── Text provided
When the first-person survival horror game ZombiU came out in 2012, it showed how the WiiU’s tablet-like controller could be used for some inventive games. Which makes it all the more ironic that Zombi — a version of ZombiU for the PlayStation 4, Xbox One, and PC — is just as good as the original, even though it’s played with a more typical controller.
When Zombi begins, you’re in London during the inevitable zombie apocalypse. Luckily for you, someone planned ahead, and you find yourself in a subway-adjacent safe house, with its builder and former resident giving you advice over the P.A. system. To pay him back, you have to run errands all over town, and listen to him prattle on about history and prophecy, while gathering supplies and re-killing the undead using a guns and a cricket bat.
────
── Data to examine
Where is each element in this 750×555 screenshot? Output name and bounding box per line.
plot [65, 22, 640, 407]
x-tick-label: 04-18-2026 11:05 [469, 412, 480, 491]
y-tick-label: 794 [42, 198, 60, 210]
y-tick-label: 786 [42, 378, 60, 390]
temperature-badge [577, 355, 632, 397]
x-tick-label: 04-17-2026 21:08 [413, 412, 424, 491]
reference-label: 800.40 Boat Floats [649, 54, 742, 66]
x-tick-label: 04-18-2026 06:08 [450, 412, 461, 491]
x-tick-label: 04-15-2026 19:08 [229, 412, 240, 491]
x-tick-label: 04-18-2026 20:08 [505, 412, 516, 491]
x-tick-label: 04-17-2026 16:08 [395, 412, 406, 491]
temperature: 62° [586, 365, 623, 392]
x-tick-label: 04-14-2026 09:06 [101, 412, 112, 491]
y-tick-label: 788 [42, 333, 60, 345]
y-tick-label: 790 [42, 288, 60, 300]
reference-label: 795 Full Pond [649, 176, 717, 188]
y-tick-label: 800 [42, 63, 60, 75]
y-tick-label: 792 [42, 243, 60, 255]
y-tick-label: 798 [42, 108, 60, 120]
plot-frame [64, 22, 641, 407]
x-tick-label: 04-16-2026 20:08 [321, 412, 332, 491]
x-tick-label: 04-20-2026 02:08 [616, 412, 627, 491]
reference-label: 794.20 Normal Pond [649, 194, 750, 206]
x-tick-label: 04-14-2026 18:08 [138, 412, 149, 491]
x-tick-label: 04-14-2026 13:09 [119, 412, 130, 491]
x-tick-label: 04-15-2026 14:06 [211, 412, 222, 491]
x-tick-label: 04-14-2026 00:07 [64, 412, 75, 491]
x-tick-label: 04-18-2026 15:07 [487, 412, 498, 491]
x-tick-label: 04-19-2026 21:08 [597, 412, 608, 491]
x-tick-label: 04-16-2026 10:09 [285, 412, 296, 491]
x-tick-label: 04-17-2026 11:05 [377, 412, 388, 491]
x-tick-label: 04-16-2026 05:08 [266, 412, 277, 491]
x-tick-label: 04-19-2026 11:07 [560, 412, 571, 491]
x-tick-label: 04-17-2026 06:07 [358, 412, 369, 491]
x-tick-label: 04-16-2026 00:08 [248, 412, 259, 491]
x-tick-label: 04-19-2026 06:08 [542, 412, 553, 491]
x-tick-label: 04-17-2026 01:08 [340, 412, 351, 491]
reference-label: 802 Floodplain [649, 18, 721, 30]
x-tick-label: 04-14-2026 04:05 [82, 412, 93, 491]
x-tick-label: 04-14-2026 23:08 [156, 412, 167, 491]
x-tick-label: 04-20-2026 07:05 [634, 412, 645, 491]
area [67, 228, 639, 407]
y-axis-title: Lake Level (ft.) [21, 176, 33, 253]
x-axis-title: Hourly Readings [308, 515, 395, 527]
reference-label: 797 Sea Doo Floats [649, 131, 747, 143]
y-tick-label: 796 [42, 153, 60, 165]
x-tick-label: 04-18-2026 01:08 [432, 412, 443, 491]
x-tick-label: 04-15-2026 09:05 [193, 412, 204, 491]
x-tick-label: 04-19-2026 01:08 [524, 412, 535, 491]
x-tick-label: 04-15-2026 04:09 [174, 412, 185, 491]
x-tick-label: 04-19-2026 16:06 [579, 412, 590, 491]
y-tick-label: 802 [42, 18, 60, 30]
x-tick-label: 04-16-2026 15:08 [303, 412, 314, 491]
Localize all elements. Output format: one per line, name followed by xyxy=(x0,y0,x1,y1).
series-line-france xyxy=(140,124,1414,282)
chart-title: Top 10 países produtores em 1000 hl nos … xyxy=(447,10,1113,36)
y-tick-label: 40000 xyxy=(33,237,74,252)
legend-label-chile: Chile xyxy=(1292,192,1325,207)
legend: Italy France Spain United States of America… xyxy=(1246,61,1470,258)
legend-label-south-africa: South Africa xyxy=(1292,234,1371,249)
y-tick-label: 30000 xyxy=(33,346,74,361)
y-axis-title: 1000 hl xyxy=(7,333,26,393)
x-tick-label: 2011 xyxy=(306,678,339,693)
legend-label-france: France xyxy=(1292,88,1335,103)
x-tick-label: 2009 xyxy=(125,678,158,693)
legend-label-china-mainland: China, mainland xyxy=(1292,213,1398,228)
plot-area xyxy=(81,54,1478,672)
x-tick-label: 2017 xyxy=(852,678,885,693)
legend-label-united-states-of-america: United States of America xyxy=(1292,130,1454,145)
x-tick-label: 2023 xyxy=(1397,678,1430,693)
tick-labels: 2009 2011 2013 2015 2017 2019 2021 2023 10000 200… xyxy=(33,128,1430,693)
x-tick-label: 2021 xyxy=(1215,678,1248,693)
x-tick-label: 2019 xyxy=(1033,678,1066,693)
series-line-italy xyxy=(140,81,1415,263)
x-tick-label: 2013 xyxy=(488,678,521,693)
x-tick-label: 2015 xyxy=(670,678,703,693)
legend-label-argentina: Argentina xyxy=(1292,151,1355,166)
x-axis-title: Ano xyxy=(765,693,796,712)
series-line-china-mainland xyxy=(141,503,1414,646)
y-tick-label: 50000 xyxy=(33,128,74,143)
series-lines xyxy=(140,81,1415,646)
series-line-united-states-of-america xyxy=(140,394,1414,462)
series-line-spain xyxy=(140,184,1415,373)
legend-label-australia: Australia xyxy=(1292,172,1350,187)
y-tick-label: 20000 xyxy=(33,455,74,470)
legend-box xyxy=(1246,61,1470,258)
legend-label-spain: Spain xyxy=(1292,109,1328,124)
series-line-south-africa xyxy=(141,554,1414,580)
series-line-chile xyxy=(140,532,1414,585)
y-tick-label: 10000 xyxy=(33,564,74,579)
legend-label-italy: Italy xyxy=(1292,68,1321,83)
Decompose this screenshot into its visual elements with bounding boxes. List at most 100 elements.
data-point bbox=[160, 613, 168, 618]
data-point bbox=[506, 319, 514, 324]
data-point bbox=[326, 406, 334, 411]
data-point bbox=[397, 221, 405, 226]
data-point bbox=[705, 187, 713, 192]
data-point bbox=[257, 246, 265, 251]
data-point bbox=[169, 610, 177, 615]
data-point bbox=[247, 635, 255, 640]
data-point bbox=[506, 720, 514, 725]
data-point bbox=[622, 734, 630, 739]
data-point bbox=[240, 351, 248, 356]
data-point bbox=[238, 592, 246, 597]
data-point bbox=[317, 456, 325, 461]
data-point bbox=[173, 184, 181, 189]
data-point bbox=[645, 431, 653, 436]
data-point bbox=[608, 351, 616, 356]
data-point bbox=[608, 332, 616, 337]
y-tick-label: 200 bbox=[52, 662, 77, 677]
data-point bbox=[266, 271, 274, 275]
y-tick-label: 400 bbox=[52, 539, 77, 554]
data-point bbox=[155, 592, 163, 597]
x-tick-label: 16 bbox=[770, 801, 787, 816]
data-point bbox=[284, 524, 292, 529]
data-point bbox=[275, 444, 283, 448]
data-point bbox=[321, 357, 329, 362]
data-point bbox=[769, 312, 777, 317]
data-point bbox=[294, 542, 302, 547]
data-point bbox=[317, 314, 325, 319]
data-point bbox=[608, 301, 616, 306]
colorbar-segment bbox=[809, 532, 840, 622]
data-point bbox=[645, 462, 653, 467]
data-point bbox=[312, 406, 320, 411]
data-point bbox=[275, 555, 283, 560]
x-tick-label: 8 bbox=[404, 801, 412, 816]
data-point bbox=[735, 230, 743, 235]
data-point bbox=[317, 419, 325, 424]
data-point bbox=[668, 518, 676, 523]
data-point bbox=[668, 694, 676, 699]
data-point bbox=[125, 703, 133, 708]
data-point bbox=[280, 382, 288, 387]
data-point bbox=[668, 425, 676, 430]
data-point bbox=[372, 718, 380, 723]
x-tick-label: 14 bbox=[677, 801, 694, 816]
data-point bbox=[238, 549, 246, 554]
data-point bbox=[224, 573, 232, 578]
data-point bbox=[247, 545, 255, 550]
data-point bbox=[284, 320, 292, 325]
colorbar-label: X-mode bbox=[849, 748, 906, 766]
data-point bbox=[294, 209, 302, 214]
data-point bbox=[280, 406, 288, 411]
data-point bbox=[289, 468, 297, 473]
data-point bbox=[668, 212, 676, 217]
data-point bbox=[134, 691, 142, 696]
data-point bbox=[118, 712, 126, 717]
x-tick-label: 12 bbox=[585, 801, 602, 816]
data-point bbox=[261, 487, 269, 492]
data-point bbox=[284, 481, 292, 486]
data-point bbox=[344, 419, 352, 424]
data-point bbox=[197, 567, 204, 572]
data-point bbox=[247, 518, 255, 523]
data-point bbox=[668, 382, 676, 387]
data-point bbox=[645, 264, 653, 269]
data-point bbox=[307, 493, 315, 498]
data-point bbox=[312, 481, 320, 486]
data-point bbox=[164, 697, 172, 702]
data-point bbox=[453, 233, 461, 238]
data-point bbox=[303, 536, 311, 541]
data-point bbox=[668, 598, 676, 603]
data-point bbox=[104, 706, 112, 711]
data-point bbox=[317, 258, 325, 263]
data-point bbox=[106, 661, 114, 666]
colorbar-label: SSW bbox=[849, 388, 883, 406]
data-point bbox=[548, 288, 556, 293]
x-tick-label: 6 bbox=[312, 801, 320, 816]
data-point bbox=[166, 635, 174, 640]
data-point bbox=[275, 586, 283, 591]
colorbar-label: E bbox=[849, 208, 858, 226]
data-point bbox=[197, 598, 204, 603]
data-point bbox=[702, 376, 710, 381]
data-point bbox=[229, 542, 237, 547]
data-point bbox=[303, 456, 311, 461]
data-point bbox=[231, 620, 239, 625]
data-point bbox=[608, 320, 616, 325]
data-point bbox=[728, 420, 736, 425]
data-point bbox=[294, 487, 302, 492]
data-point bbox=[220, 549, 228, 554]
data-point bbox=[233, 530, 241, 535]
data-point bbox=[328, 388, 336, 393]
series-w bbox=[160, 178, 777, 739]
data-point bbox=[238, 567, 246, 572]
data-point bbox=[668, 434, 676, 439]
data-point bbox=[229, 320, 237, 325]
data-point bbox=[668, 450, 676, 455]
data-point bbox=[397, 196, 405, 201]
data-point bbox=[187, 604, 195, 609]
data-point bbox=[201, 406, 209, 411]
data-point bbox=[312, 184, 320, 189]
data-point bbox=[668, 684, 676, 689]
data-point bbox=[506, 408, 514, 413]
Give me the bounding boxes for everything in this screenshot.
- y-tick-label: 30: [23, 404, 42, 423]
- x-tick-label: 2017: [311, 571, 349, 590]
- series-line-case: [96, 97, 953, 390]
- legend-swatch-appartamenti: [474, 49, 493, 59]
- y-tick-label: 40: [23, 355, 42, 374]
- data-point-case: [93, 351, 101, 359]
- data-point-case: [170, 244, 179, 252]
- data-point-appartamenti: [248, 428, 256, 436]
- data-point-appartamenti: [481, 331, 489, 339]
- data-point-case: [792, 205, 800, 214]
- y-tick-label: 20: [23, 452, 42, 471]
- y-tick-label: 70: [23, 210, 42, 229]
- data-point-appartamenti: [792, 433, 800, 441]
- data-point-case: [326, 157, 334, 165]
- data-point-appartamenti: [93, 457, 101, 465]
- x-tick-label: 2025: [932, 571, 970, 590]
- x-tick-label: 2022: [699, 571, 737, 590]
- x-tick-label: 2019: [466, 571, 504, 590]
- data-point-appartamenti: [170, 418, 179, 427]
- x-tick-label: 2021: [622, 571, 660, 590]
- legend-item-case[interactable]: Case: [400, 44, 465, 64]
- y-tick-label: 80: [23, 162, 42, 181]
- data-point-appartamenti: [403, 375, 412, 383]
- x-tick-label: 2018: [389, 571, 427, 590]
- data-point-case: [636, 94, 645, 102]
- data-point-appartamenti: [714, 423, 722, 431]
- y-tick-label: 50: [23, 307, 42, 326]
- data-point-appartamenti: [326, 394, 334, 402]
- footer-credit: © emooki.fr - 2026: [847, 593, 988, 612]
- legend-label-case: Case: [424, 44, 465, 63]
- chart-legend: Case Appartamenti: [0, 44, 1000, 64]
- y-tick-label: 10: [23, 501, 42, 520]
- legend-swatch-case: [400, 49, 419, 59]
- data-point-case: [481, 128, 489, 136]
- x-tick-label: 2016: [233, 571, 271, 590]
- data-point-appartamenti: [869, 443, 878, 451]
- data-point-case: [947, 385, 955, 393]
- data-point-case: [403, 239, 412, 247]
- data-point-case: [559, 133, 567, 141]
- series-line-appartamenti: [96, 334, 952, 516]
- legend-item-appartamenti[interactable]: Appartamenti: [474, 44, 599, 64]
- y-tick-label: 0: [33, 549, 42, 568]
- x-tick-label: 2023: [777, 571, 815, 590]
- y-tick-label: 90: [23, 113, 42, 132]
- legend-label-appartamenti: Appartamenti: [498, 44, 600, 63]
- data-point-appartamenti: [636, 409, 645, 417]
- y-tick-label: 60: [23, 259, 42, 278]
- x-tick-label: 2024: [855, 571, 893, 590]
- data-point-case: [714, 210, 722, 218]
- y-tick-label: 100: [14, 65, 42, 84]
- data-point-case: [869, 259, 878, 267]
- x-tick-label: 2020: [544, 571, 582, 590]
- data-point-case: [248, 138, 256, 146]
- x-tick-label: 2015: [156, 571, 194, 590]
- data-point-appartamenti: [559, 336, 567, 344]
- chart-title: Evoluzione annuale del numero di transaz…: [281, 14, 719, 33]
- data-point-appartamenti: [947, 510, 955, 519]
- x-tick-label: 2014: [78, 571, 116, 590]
────
§ **Problem description**:
Please pick up the Zombi game review after its last sentence and carry it on. The items are separate material, apart from the Zombi review.

§ **Response**:
Between its first-person perspective, mix of melee and firearm combat, and constantly searching dead people’s pockets for supplies, Zombi may sound like a clone of Dead Island and Dying Light. But while there are some similarities between it and those action games, Zombi is actually much closer in both spirit and gameplay to the original Resident Evil. Not only is ammo in short supply, but there’s also not a ton of the undead for you to use that ammo on. Which isn’t to say you can just waltz around town like a tourist, just that when you do run into the living impaired, it doesn’t result in a Call of Duty-esque firefight, and that your best option may be to run away. Especially since you’re a wimp who dies after just a few bites.
Zombi also has a mechanic that makes it rather tough, and much more of a survival horror game, since you really have to work to survive this horror (get it?). When you die, and you will, your game doesn’t reload your last checkpoint or saved game, you come back as a different person, and find yourself back at the safe house without any of the stuff you had in your backpack at the time of your death.
What makes this mechanic, and thus Zombi, unique and interesting is that the game doesn’t reset time. Instead, your new character actually picks up the story where your last one left off. You can even go find your former self and get your stuff back. Though given that your former self is now a zombie….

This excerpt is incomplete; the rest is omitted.